Every line that holds "screenshot" should be shown.

+++ EXERCISE INPUTS

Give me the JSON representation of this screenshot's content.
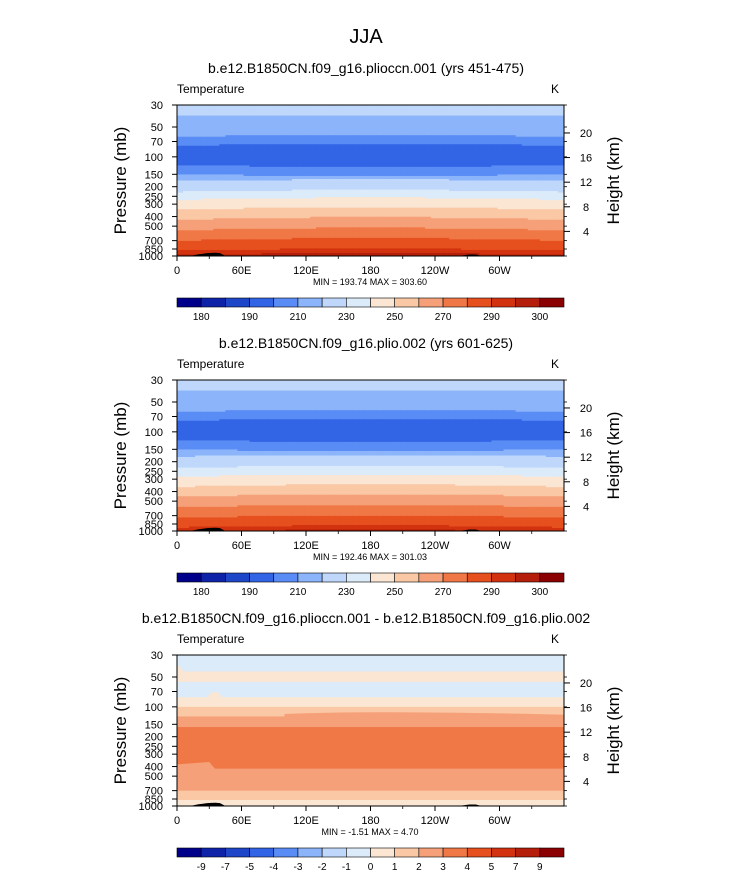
{
  "page_title": "JJA",
  "chart_data": [
    {
      "type": "heatmap",
      "title": "b.e12.B1850CN.f09_g16.plioccn.001 (yrs 451-475)",
      "subtitle_left": "Temperature",
      "units": "K",
      "ylabel_left": "Pressure  (mb)",
      "ylabel_right": "Height  (km)",
      "x_ticks": [
        "0",
        "60E",
        "120E",
        "180",
        "120W",
        "60W"
      ],
      "x_tick_values": [
        0,
        60,
        120,
        180,
        240,
        300
      ],
      "xlim": [
        0,
        360
      ],
      "p_ticks": [
        "30",
        "50",
        "70",
        "100",
        "150",
        "200",
        "250",
        "300",
        "400",
        "500",
        "700",
        "850",
        "1000"
      ],
      "p_tick_values": [
        30,
        50,
        70,
        100,
        150,
        200,
        250,
        300,
        400,
        500,
        700,
        850,
        1000
      ],
      "ylim_mb": [
        1000,
        30
      ],
      "h_ticks": [
        "20",
        "16",
        "12",
        "8",
        "4"
      ],
      "h_tick_values": [
        20,
        16,
        12,
        8,
        4
      ],
      "minmax_label": "MIN = 193.74  MAX = 303.60",
      "colorbar_labels": [
        "180",
        "190",
        "210",
        "230",
        "250",
        "270",
        "290",
        "300"
      ],
      "colorbar_colors": [
        "#00008b",
        "#0f23a8",
        "#1e46c8",
        "#3264e6",
        "#5a8cf5",
        "#8cb4fa",
        "#bed7fa",
        "#dcebfa",
        "#fae6d2",
        "#fac8a5",
        "#f5a078",
        "#f07846",
        "#e6501e",
        "#d2320f",
        "#b41e0a",
        "#8b0000"
      ],
      "profile_levels_mb": [
        30,
        50,
        60,
        70,
        80,
        100,
        120,
        150,
        180,
        200,
        230,
        260,
        300,
        350,
        400,
        450,
        500,
        600,
        700,
        800,
        900,
        1000
      ],
      "profile_values_K": [
        222,
        217,
        212,
        205,
        198,
        196,
        200,
        210,
        222,
        224,
        231,
        238,
        245,
        251,
        257,
        262,
        266,
        274,
        280,
        285,
        291,
        296
      ],
      "profile_amp": 4,
      "topo": {
        "lon": [
          10,
          15,
          20,
          24,
          28,
          32,
          36,
          40,
          45,
          75,
          82,
          260,
          266,
          272,
          278,
          282,
          300,
          303
        ],
        "p": [
          1000,
          985,
          960,
          950,
          935,
          930,
          928,
          935,
          1000,
          1000,
          990,
          1000,
          985,
          965,
          965,
          990,
          1000,
          990
        ]
      }
    },
    {
      "type": "heatmap",
      "title": "b.e12.B1850CN.f09_g16.plio.002 (yrs 601-625)",
      "subtitle_left": "Temperature",
      "units": "K",
      "ylabel_left": "Pressure  (mb)",
      "ylabel_right": "Height  (km)",
      "x_ticks": [
        "0",
        "60E",
        "120E",
        "180",
        "120W",
        "60W"
      ],
      "x_tick_values": [
        0,
        60,
        120,
        180,
        240,
        300
      ],
      "xlim": [
        0,
        360
      ],
      "p_ticks": [
        "30",
        "50",
        "70",
        "100",
        "150",
        "200",
        "250",
        "300",
        "400",
        "500",
        "700",
        "850",
        "1000"
      ],
      "p_tick_values": [
        30,
        50,
        70,
        100,
        150,
        200,
        250,
        300,
        400,
        500,
        700,
        850,
        1000
      ],
      "ylim_mb": [
        1000,
        30
      ],
      "h_ticks": [
        "20",
        "16",
        "12",
        "8",
        "4"
      ],
      "h_tick_values": [
        20,
        16,
        12,
        8,
        4
      ],
      "minmax_label": "MIN = 192.46  MAX = 301.03",
      "colorbar_labels": [
        "180",
        "190",
        "210",
        "230",
        "250",
        "270",
        "290",
        "300"
      ],
      "colorbar_colors": [
        "#00008b",
        "#0f23a8",
        "#1e46c8",
        "#3264e6",
        "#5a8cf5",
        "#8cb4fa",
        "#bed7fa",
        "#dcebfa",
        "#fae6d2",
        "#fac8a5",
        "#f5a078",
        "#f07846",
        "#e6501e",
        "#d2320f",
        "#b41e0a",
        "#8b0000"
      ],
      "profile_levels_mb": [
        30,
        50,
        60,
        70,
        80,
        100,
        120,
        150,
        180,
        200,
        230,
        260,
        300,
        350,
        400,
        450,
        500,
        600,
        700,
        800,
        900,
        1000
      ],
      "profile_values_K": [
        222,
        217,
        212,
        205,
        198,
        196,
        200,
        210,
        221,
        223,
        230,
        236,
        243,
        249,
        255,
        260,
        264,
        272,
        278,
        283,
        289,
        294
      ],
      "profile_amp": 4,
      "topo": {
        "lon": [
          10,
          15,
          20,
          24,
          28,
          32,
          36,
          40,
          45,
          75,
          82,
          260,
          266,
          272,
          278,
          282,
          300,
          303
        ],
        "p": [
          1000,
          985,
          960,
          950,
          935,
          930,
          928,
          935,
          1000,
          1000,
          990,
          1000,
          985,
          965,
          965,
          990,
          1000,
          990
        ]
      }
    },
    {
      "type": "heatmap",
      "title": "b.e12.B1850CN.f09_g16.plioccn.001 - b.e12.B1850CN.f09_g16.plio.002",
      "subtitle_left": "Temperature",
      "units": "K",
      "ylabel_left": "Pressure  (mb)",
      "ylabel_right": "Height  (km)",
      "x_ticks": [
        "0",
        "60E",
        "120E",
        "180",
        "120W",
        "60W"
      ],
      "x_tick_values": [
        0,
        60,
        120,
        180,
        240,
        300
      ],
      "xlim": [
        0,
        360
      ],
      "p_ticks": [
        "30",
        "50",
        "70",
        "100",
        "150",
        "200",
        "250",
        "300",
        "400",
        "500",
        "700",
        "850",
        "1000"
      ],
      "p_tick_values": [
        30,
        50,
        70,
        100,
        150,
        200,
        250,
        300,
        400,
        500,
        700,
        850,
        1000
      ],
      "ylim_mb": [
        1000,
        30
      ],
      "h_ticks": [
        "20",
        "16",
        "12",
        "8",
        "4"
      ],
      "h_tick_values": [
        20,
        16,
        12,
        8,
        4
      ],
      "minmax_label": "MIN =  -1.51  MAX =   4.70",
      "colorbar_labels": [
        "-9",
        "-7",
        "-5",
        "-4",
        "-3",
        "-2",
        "-1",
        "0",
        "1",
        "2",
        "3",
        "4",
        "5",
        "7",
        "9"
      ],
      "colorbar_colors": [
        "#00008b",
        "#0f23a8",
        "#1e46c8",
        "#3264e6",
        "#5a8cf5",
        "#8cb4fa",
        "#bed7fa",
        "#dcebfa",
        "#fae6d2",
        "#fac8a5",
        "#f5a078",
        "#f07846",
        "#e6501e",
        "#d2320f",
        "#b41e0a",
        "#8b0000"
      ],
      "diff_bands": [
        {
          "p_top": 30,
          "p_bot": 44,
          "color": "#dcebfa"
        },
        {
          "p_top": 44,
          "p_bot": 56,
          "color": "#fae6d2"
        },
        {
          "p_top": 56,
          "p_bot": 80,
          "color": "#dcebfa"
        },
        {
          "p_top": 80,
          "p_bot": 100,
          "color": "#fae6d2"
        },
        {
          "p_top": 100,
          "p_bot": 125,
          "color": "#fac8a5"
        },
        {
          "p_top": 125,
          "p_bot": 160,
          "color": "#f5a078"
        },
        {
          "p_top": 160,
          "p_bot": 420,
          "color": "#f07846"
        },
        {
          "p_top": 420,
          "p_bot": 700,
          "color": "#f5a078"
        },
        {
          "p_top": 700,
          "p_bot": 870,
          "color": "#fac8a5"
        },
        {
          "p_top": 870,
          "p_bot": 1000,
          "color": "#fae6d2"
        }
      ],
      "topo": {
        "lon": [
          10,
          15,
          20,
          24,
          28,
          32,
          36,
          40,
          45,
          75,
          82,
          260,
          266,
          272,
          278,
          282,
          300,
          303
        ],
        "p": [
          1000,
          985,
          960,
          950,
          935,
          930,
          928,
          935,
          1000,
          1000,
          990,
          1000,
          985,
          965,
          965,
          990,
          1000,
          990
        ]
      }
    }
  ]
}
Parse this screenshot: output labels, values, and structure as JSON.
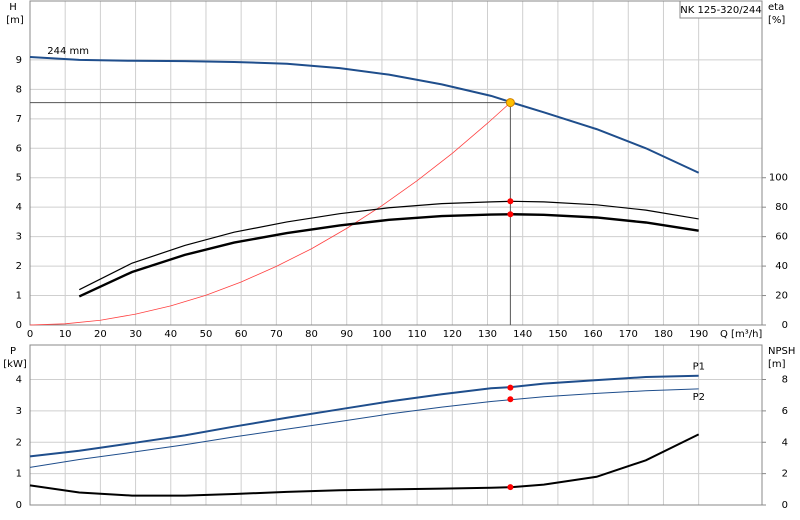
{
  "chart_data": [
    {
      "type": "line",
      "title": "NK 125-320/244",
      "y_label": "H",
      "y_unit": "[m]",
      "y2_label": "eta",
      "y2_unit": "[%]",
      "x_label": "Q [m³/h]",
      "xlim": [
        0,
        208
      ],
      "xticks": [
        0,
        10,
        20,
        30,
        40,
        50,
        60,
        70,
        80,
        90,
        100,
        110,
        120,
        130,
        140,
        150,
        160,
        170,
        180,
        190
      ],
      "ylim": [
        0,
        11
      ],
      "yticks": [
        0,
        1,
        2,
        3,
        4,
        5,
        6,
        7,
        8,
        9
      ],
      "y2lim": [
        0,
        220
      ],
      "y2ticks": [
        0,
        20,
        40,
        60,
        80,
        100
      ],
      "grid": true,
      "series": [
        {
          "name": "244 mm",
          "color": "#1f4e8c",
          "width": 2,
          "x": [
            0,
            14,
            29,
            44,
            58,
            73,
            88,
            102,
            117,
            131,
            137,
            146,
            161,
            175,
            190
          ],
          "values": [
            9.1,
            9.0,
            8.97,
            8.96,
            8.93,
            8.87,
            8.72,
            8.5,
            8.17,
            7.78,
            7.55,
            7.22,
            6.65,
            6.0,
            5.17
          ]
        },
        {
          "color": "#ff4040",
          "width": 0.8,
          "x": [
            0,
            10,
            20,
            30,
            40,
            50,
            60,
            70,
            80,
            90,
            100,
            110,
            120,
            130,
            136.5
          ],
          "values": [
            0,
            0.04,
            0.16,
            0.37,
            0.65,
            1.01,
            1.46,
            1.99,
            2.59,
            3.28,
            4.05,
            4.9,
            5.83,
            6.85,
            7.55
          ]
        },
        {
          "color": "#000000",
          "width": 1.2,
          "axis": "y2",
          "x": [
            14,
            29,
            44,
            58,
            73,
            88,
            102,
            117,
            131,
            137,
            146,
            161,
            175,
            190
          ],
          "values": [
            24,
            42,
            54,
            63,
            70,
            75.6,
            79.6,
            82.4,
            83.6,
            84,
            83.6,
            81.6,
            78,
            72
          ]
        },
        {
          "color": "#000000",
          "width": 2.4,
          "axis": "y2",
          "x": [
            14,
            29,
            44,
            58,
            73,
            88,
            102,
            117,
            131,
            137,
            146,
            161,
            175,
            190
          ],
          "values": [
            19.4,
            36,
            47.6,
            56,
            62.4,
            67.6,
            71.4,
            74,
            75,
            75.2,
            74.8,
            73,
            69.6,
            64
          ]
        }
      ],
      "points": [
        {
          "x": 136.5,
          "value": 7.55,
          "color": "#ffc000",
          "guides": true
        },
        {
          "x": 136.5,
          "value": 84,
          "color": "#ff0000",
          "axis": "y2"
        },
        {
          "x": 136.5,
          "value": 75.2,
          "color": "#ff0000",
          "axis": "y2"
        }
      ]
    },
    {
      "type": "line",
      "y_label": "P",
      "y_unit": "[kW]",
      "y2_label": "NPSH",
      "y2_unit": "[m]",
      "xlim": [
        0,
        208
      ],
      "ylim": [
        0,
        5.1
      ],
      "yticks": [
        0,
        1,
        2,
        3,
        4
      ],
      "y2lim": [
        0,
        10.2
      ],
      "y2ticks": [
        0,
        2,
        4,
        6,
        8
      ],
      "grid": true,
      "series": [
        {
          "name": "P1",
          "color": "#1f4e8c",
          "width": 2,
          "x": [
            0,
            14,
            29,
            44,
            58,
            73,
            88,
            102,
            117,
            131,
            137,
            146,
            161,
            175,
            190
          ],
          "values": [
            1.55,
            1.73,
            1.97,
            2.22,
            2.5,
            2.78,
            3.05,
            3.3,
            3.53,
            3.72,
            3.76,
            3.87,
            3.98,
            4.08,
            4.12
          ]
        },
        {
          "name": "P2",
          "color": "#1f4e8c",
          "width": 1,
          "x": [
            0,
            14,
            29,
            44,
            58,
            73,
            88,
            102,
            117,
            131,
            137,
            146,
            161,
            175,
            190
          ],
          "values": [
            1.2,
            1.45,
            1.68,
            1.92,
            2.17,
            2.42,
            2.66,
            2.9,
            3.12,
            3.3,
            3.36,
            3.45,
            3.56,
            3.64,
            3.7
          ]
        },
        {
          "color": "#000000",
          "width": 2,
          "axis": "y2",
          "x": [
            0,
            14,
            29,
            44,
            58,
            73,
            88,
            102,
            117,
            131,
            137,
            146,
            161,
            175,
            190
          ],
          "values": [
            1.25,
            0.8,
            0.6,
            0.6,
            0.7,
            0.84,
            0.94,
            1.0,
            1.04,
            1.1,
            1.14,
            1.3,
            1.8,
            2.85,
            4.5
          ]
        }
      ],
      "points": [
        {
          "x": 136.5,
          "value": 3.74,
          "color": "#ff0000"
        },
        {
          "x": 136.5,
          "value": 3.37,
          "color": "#ff0000"
        },
        {
          "x": 136.5,
          "value": 1.14,
          "color": "#ff0000",
          "axis": "y2"
        }
      ]
    }
  ]
}
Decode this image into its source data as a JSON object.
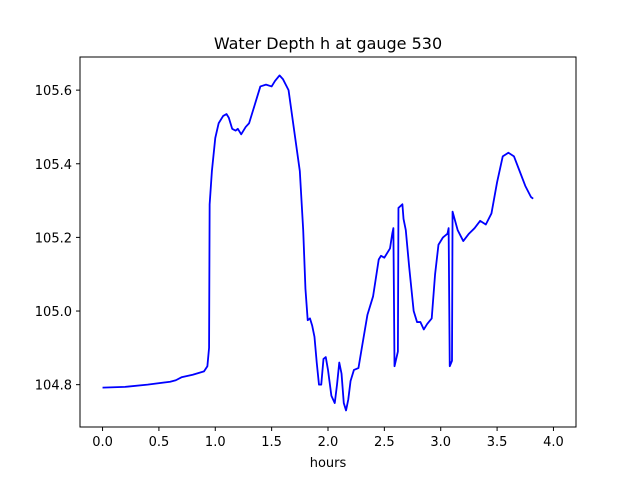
{
  "chart_data": {
    "type": "line",
    "title": "Water Depth h at gauge 530",
    "xlabel": "hours",
    "ylabel": "",
    "xlim": [
      -0.2,
      4.2
    ],
    "ylim": [
      104.685,
      105.69
    ],
    "xticks": [
      0.0,
      0.5,
      1.0,
      1.5,
      2.0,
      2.5,
      3.0,
      3.5,
      4.0
    ],
    "xtick_labels": [
      "0.0",
      "0.5",
      "1.0",
      "1.5",
      "2.0",
      "2.5",
      "3.0",
      "3.5",
      "4.0"
    ],
    "yticks": [
      104.8,
      105.0,
      105.2,
      105.4,
      105.6
    ],
    "ytick_labels": [
      "104.8",
      "105.0",
      "105.2",
      "105.4",
      "105.6"
    ],
    "grid": false,
    "series": [
      {
        "color": "#0000ff",
        "points": [
          [
            0.0,
            104.792
          ],
          [
            0.2,
            104.794
          ],
          [
            0.4,
            104.8
          ],
          [
            0.6,
            104.808
          ],
          [
            0.65,
            104.812
          ],
          [
            0.7,
            104.82
          ],
          [
            0.8,
            104.827
          ],
          [
            0.9,
            104.836
          ],
          [
            0.93,
            104.85
          ],
          [
            0.945,
            104.9
          ],
          [
            0.95,
            105.29
          ],
          [
            0.97,
            105.38
          ],
          [
            1.0,
            105.47
          ],
          [
            1.03,
            105.51
          ],
          [
            1.07,
            105.53
          ],
          [
            1.1,
            105.535
          ],
          [
            1.12,
            105.525
          ],
          [
            1.15,
            105.495
          ],
          [
            1.18,
            105.49
          ],
          [
            1.2,
            105.495
          ],
          [
            1.23,
            105.48
          ],
          [
            1.27,
            105.5
          ],
          [
            1.3,
            105.51
          ],
          [
            1.35,
            105.56
          ],
          [
            1.4,
            105.61
          ],
          [
            1.45,
            105.615
          ],
          [
            1.5,
            105.61
          ],
          [
            1.53,
            105.625
          ],
          [
            1.57,
            105.64
          ],
          [
            1.6,
            105.63
          ],
          [
            1.65,
            105.6
          ],
          [
            1.7,
            105.49
          ],
          [
            1.75,
            105.38
          ],
          [
            1.78,
            105.22
          ],
          [
            1.8,
            105.06
          ],
          [
            1.82,
            104.975
          ],
          [
            1.84,
            104.98
          ],
          [
            1.86,
            104.96
          ],
          [
            1.88,
            104.93
          ],
          [
            1.9,
            104.86
          ],
          [
            1.92,
            104.8
          ],
          [
            1.94,
            104.8
          ],
          [
            1.96,
            104.87
          ],
          [
            1.98,
            104.875
          ],
          [
            2.0,
            104.84
          ],
          [
            2.03,
            104.77
          ],
          [
            2.06,
            104.75
          ],
          [
            2.08,
            104.8
          ],
          [
            2.1,
            104.86
          ],
          [
            2.12,
            104.83
          ],
          [
            2.14,
            104.75
          ],
          [
            2.16,
            104.73
          ],
          [
            2.18,
            104.76
          ],
          [
            2.2,
            104.81
          ],
          [
            2.23,
            104.84
          ],
          [
            2.27,
            104.845
          ],
          [
            2.3,
            104.9
          ],
          [
            2.35,
            104.99
          ],
          [
            2.4,
            105.04
          ],
          [
            2.45,
            105.14
          ],
          [
            2.47,
            105.15
          ],
          [
            2.5,
            105.145
          ],
          [
            2.55,
            105.17
          ],
          [
            2.57,
            105.21
          ],
          [
            2.58,
            105.225
          ],
          [
            2.59,
            104.85
          ],
          [
            2.62,
            104.89
          ],
          [
            2.625,
            105.28
          ],
          [
            2.66,
            105.29
          ],
          [
            2.67,
            105.25
          ],
          [
            2.69,
            105.22
          ],
          [
            2.72,
            105.12
          ],
          [
            2.76,
            105.0
          ],
          [
            2.79,
            104.97
          ],
          [
            2.82,
            104.97
          ],
          [
            2.85,
            104.95
          ],
          [
            2.88,
            104.965
          ],
          [
            2.92,
            104.98
          ],
          [
            2.95,
            105.1
          ],
          [
            2.98,
            105.18
          ],
          [
            3.02,
            105.2
          ],
          [
            3.06,
            105.21
          ],
          [
            3.07,
            105.225
          ],
          [
            3.08,
            104.85
          ],
          [
            3.1,
            104.865
          ],
          [
            3.105,
            105.27
          ],
          [
            3.15,
            105.22
          ],
          [
            3.2,
            105.19
          ],
          [
            3.25,
            105.21
          ],
          [
            3.3,
            105.225
          ],
          [
            3.35,
            105.245
          ],
          [
            3.4,
            105.235
          ],
          [
            3.45,
            105.265
          ],
          [
            3.5,
            105.35
          ],
          [
            3.55,
            105.42
          ],
          [
            3.6,
            105.43
          ],
          [
            3.65,
            105.42
          ],
          [
            3.7,
            105.38
          ],
          [
            3.75,
            105.34
          ],
          [
            3.8,
            105.31
          ],
          [
            3.82,
            105.305
          ]
        ]
      }
    ]
  }
}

++++++

## ANSWER TO THE EXERCISE
Give me the JSON representation of this screenshot's content.
Parse this screenshot: output labels, values, and structure as JSON.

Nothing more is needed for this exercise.